▶ Work required: Give these lines again with every "haploid" swapped for "monoploid", leaving everything else unchanged.
#### Information supplied ####
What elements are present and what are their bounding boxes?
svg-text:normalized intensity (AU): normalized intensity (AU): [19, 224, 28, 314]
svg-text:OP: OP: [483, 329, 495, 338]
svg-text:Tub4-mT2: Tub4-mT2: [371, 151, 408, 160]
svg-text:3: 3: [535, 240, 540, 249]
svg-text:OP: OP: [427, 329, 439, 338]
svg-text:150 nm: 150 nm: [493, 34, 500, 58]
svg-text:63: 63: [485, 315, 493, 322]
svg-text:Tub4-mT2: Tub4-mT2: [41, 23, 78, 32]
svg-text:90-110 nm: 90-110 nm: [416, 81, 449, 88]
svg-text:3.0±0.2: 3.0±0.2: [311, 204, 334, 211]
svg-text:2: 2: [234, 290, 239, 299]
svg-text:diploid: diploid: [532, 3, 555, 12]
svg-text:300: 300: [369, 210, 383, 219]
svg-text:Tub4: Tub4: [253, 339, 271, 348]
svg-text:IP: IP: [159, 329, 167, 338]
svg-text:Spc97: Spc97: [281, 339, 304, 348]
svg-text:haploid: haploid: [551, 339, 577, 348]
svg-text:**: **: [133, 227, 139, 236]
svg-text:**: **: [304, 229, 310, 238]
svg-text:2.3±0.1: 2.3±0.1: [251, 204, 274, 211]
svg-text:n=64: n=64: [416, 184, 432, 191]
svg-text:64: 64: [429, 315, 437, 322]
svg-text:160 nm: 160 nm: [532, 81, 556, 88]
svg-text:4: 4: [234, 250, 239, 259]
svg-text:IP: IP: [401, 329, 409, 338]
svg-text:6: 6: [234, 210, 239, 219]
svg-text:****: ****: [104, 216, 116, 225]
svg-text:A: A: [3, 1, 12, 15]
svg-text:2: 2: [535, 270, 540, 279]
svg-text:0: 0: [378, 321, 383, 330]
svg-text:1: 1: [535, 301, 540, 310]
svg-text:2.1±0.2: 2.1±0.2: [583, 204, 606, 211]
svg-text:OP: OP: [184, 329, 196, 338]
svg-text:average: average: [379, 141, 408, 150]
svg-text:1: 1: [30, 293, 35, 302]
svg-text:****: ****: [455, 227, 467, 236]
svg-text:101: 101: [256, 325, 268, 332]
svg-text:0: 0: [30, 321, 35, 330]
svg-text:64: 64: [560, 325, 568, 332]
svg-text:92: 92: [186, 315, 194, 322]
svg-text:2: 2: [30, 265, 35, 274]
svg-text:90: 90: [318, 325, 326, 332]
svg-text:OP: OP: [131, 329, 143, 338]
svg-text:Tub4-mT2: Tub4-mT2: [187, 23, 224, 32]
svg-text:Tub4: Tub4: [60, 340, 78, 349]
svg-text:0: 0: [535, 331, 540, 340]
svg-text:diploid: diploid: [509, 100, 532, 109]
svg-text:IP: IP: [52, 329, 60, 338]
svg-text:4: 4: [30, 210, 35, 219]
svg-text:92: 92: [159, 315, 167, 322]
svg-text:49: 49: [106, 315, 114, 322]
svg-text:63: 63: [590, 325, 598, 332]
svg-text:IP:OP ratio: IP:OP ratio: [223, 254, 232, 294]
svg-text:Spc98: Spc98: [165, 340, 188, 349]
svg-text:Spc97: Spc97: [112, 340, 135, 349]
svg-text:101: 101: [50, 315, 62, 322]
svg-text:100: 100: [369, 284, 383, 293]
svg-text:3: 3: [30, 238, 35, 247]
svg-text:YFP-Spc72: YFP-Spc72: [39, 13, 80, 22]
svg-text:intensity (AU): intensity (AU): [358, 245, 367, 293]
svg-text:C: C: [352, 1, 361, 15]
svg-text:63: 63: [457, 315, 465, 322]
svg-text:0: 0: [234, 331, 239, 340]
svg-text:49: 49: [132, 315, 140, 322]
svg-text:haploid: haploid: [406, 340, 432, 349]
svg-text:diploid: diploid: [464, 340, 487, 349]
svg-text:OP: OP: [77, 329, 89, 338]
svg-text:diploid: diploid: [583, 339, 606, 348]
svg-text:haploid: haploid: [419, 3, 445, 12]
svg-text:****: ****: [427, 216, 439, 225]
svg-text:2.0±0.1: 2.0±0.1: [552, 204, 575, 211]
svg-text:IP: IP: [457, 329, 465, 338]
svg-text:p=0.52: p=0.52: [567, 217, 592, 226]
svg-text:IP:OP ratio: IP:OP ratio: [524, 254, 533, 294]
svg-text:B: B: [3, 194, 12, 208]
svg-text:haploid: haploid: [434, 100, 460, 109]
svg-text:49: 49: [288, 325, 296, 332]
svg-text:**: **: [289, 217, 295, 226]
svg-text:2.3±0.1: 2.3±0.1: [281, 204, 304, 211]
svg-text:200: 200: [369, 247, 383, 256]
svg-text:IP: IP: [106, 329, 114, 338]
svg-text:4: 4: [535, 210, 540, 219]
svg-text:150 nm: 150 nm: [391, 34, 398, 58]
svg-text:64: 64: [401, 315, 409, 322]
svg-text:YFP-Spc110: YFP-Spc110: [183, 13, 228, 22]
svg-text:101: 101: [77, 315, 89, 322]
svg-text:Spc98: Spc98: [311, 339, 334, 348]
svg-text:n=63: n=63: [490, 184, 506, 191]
####
▶ Answer for the task:
What elements are present and what are their bounding boxes?
svg-text:normalized intensity (AU): normalized intensity (AU): [19, 224, 28, 314]
svg-text:OP: OP: [483, 329, 495, 338]
svg-text:Tub4-mT2: Tub4-mT2: [371, 151, 408, 160]
svg-text:3: 3: [535, 240, 540, 249]
svg-text:OP: OP: [427, 329, 439, 338]
svg-text:150 nm: 150 nm: [493, 34, 500, 58]
svg-text:63: 63: [485, 315, 493, 322]
svg-text:Tub4-mT2: Tub4-mT2: [41, 23, 78, 32]
svg-text:90-110 nm: 90-110 nm: [416, 81, 449, 88]
svg-text:3.0±0.2: 3.0±0.2: [311, 204, 334, 211]
svg-text:2: 2: [234, 290, 239, 299]
svg-text:diploid: diploid: [532, 3, 555, 12]
svg-text:300: 300: [369, 210, 383, 219]
svg-text:Tub4: Tub4: [253, 339, 271, 348]
svg-text:IP: IP: [159, 329, 167, 338]
svg-text:Spc97: Spc97: [281, 339, 304, 348]
svg-text:monoploid: monoploid: [551, 339, 577, 348]
svg-text:**: **: [133, 227, 139, 236]
svg-text:**: **: [304, 229, 310, 238]
svg-text:2.3±0.1: 2.3±0.1: [251, 204, 274, 211]
svg-text:n=64: n=64: [416, 184, 432, 191]
svg-text:64: 64: [429, 315, 437, 322]
svg-text:160 nm: 160 nm: [532, 81, 556, 88]
svg-text:4: 4: [234, 250, 239, 259]
svg-text:IP: IP: [401, 329, 409, 338]
svg-text:6: 6: [234, 210, 239, 219]
svg-text:****: ****: [104, 216, 116, 225]
svg-text:A: A: [3, 1, 12, 15]
svg-text:2: 2: [535, 270, 540, 279]
svg-text:0: 0: [378, 321, 383, 330]
svg-text:1: 1: [535, 301, 540, 310]
svg-text:2.1±0.2: 2.1±0.2: [583, 204, 606, 211]
svg-text:OP: OP: [184, 329, 196, 338]
svg-text:average: average: [379, 141, 408, 150]
svg-text:1: 1: [30, 293, 35, 302]
svg-text:****: ****: [455, 227, 467, 236]
svg-text:101: 101: [256, 325, 268, 332]
svg-text:0: 0: [30, 321, 35, 330]
svg-text:64: 64: [560, 325, 568, 332]
svg-text:92: 92: [186, 315, 194, 322]
svg-text:2: 2: [30, 265, 35, 274]
svg-text:90: 90: [318, 325, 326, 332]
svg-text:OP: OP: [131, 329, 143, 338]
svg-text:Tub4-mT2: Tub4-mT2: [187, 23, 224, 32]
svg-text:Tub4: Tub4: [60, 340, 78, 349]
svg-text:0: 0: [535, 331, 540, 340]
svg-text:diploid: diploid: [509, 100, 532, 109]
svg-text:IP: IP: [52, 329, 60, 338]
svg-text:4: 4: [30, 210, 35, 219]
svg-text:92: 92: [159, 315, 167, 322]
svg-text:49: 49: [106, 315, 114, 322]
svg-text:63: 63: [590, 325, 598, 332]
svg-text:IP:OP ratio: IP:OP ratio: [223, 254, 232, 294]
svg-text:Spc98: Spc98: [165, 340, 188, 349]
svg-text:Spc97: Spc97: [112, 340, 135, 349]
svg-text:101: 101: [50, 315, 62, 322]
svg-text:100: 100: [369, 284, 383, 293]
svg-text:3: 3: [30, 238, 35, 247]
svg-text:YFP-Spc72: YFP-Spc72: [39, 13, 80, 22]
svg-text:intensity (AU): intensity (AU): [358, 245, 367, 293]
svg-text:C: C: [352, 1, 361, 15]
svg-text:63: 63: [457, 315, 465, 322]
svg-text:0: 0: [234, 331, 239, 340]
svg-text:49: 49: [132, 315, 140, 322]
svg-text:monoploid: monoploid: [406, 340, 432, 349]
svg-text:diploid: diploid: [464, 340, 487, 349]
svg-text:OP: OP: [77, 329, 89, 338]
svg-text:diploid: diploid: [583, 339, 606, 348]
svg-text:monoploid: monoploid: [419, 3, 445, 12]
svg-text:****: ****: [427, 216, 439, 225]
svg-text:2.0±0.1: 2.0±0.1: [552, 204, 575, 211]
svg-text:IP: IP: [457, 329, 465, 338]
svg-text:p=0.52: p=0.52: [567, 217, 592, 226]
svg-text:IP:OP ratio: IP:OP ratio: [524, 254, 533, 294]
svg-text:B: B: [3, 194, 12, 208]
svg-text:monoploid: monoploid: [434, 100, 460, 109]
svg-text:49: 49: [288, 325, 296, 332]
svg-text:**: **: [289, 217, 295, 226]
svg-text:2.3±0.1: 2.3±0.1: [281, 204, 304, 211]
svg-text:200: 200: [369, 247, 383, 256]
svg-text:IP: IP: [106, 329, 114, 338]
svg-text:4: 4: [535, 210, 540, 219]
svg-text:150 nm: 150 nm: [391, 34, 398, 58]
svg-text:64: 64: [401, 315, 409, 322]
svg-text:YFP-Spc110: YFP-Spc110: [183, 13, 228, 22]
svg-text:101: 101: [77, 315, 89, 322]
svg-text:Spc98: Spc98: [311, 339, 334, 348]
svg-text:n=63: n=63: [490, 184, 506, 191]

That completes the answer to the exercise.